Recorded data
╭──

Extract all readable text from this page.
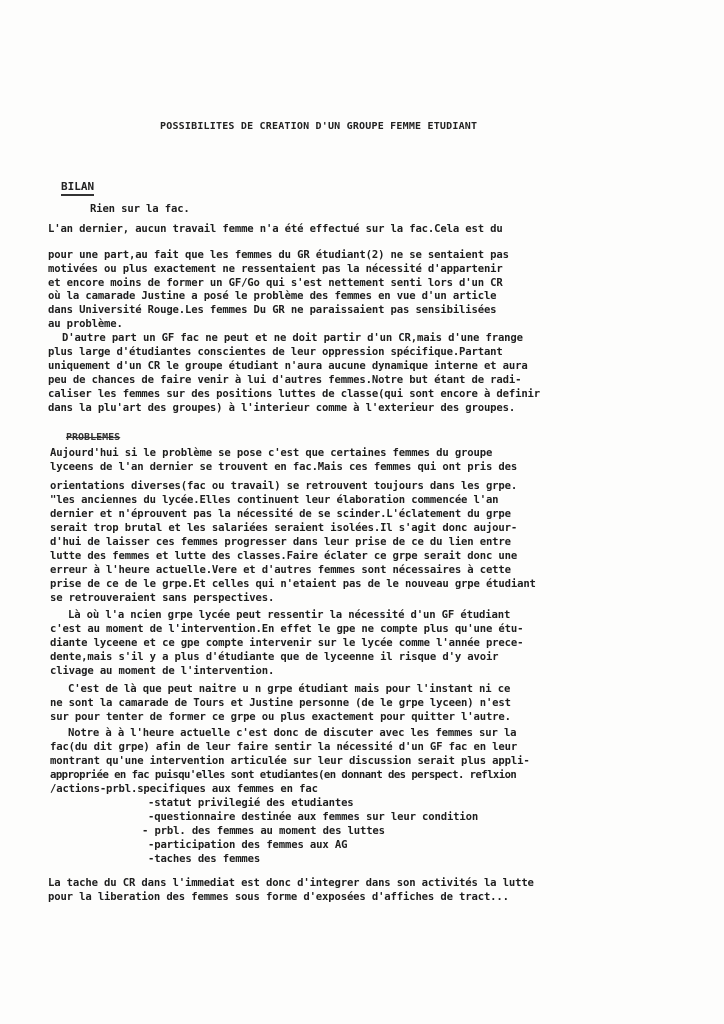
POSSIBILITES DE CREATION D'UN GROUPE FEMME ETUDIANT
BILAN
PROBLEMES
Rien sur la fac.
L'an dernier, aucun travail femme n'a été effectué sur la fac.Cela est du
pour une part,au fait que les femmes du GR étudiant(2) ne se sentaient pas
motivées ou plus exactement ne ressentaient pas la nécessité d'appartenir
et encore moins de former un GF/Go qui s'est nettement senti lors d'un CR
où la camarade Justine a posé le problème des femmes en vue d'un article
dans Université Rouge.Les femmes Du GR ne paraissaient pas sensibilisées
au problème.
D'autre part un GF fac ne peut et ne doit partir d'un CR,mais d'une frange
plus large d'étudiantes conscientes de leur oppression spécifique.Partant
uniquement d'un CR le groupe étudiant n'aura aucune dynamique interne et aura
peu de chances de faire venir à lui d'autres femmes.Notre but étant de radi-
caliser les femmes sur des positions luttes de classe(qui sont encore à definir
dans la plu'art des groupes) à l'interieur comme à l'exterieur des groupes.
Aujourd'hui si le problème se pose c'est que certaines femmes du groupe
lyceens de l'an dernier se trouvent en fac.Mais ces femmes qui ont pris des
orientations diverses(fac ou travail) se retrouvent toujours dans les grpe.
"les anciennes du lycée.Elles continuent leur élaboration commencée l'an
dernier et n'éprouvent pas la nécessité de se scinder.L'éclatement du grpe
serait trop brutal et les salariées seraient isolées.Il s'agit donc aujour-
d'hui de laisser ces femmes progresser dans leur prise de ce du lien entre
lutte des femmes et lutte des classes.Faire éclater ce grpe serait donc une
erreur à l'heure actuelle.Vere et d'autres femmes sont nécessaires à cette
prise de ce de le grpe.Et celles qui n'etaient pas de le nouveau grpe étudiant
se retrouveraient sans perspectives.
Là où l'a ncien grpe lycée peut ressentir la nécessité d'un GF étudiant
c'est au moment de l'intervention.En effet le gpe ne compte plus qu'une étu-
diante lyceene et ce gpe compte intervenir sur le lycée comme l'année prece-
dente,mais s'il y a plus d'étudiante que de lyceenne il risque d'y avoir
clivage au moment de l'intervention.
C'est de là que peut naitre u n grpe étudiant mais pour l'instant ni ce
ne sont la camarade de Tours et Justine personne (de le grpe lyceen) n'est
sur pour tenter de former ce grpe ou plus exactement pour quitter l'autre.
Notre à à l'heure actuelle c'est donc de discuter avec les femmes sur la
fac(du dit grpe) afin de leur faire sentir la nécessité d'un GF fac en leur
montrant qu'une intervention articulée sur leur discussion serait plus appli-
appropriée en fac puisqu'elles sont etudiantes(en donnant des perspect. reflxion
/actions-prbl.specifiques aux femmes en fac
-statut privilegié des etudiantes
-questionnaire destinée aux femmes sur leur condition
- prbl. des femmes au moment des luttes
-participation des femmes aux AG
-taches des femmes
La tache du CR dans l'immediat est donc d'integrer dans son activités la lutte
pour la liberation des femmes sous forme d'exposées d'affiches de tract...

╰──

# PROBLEM STATEMENT
What is the number of lines that hold the string "prise"? Give it alone.

# RESPONSE FOR THIS EXERCISE
2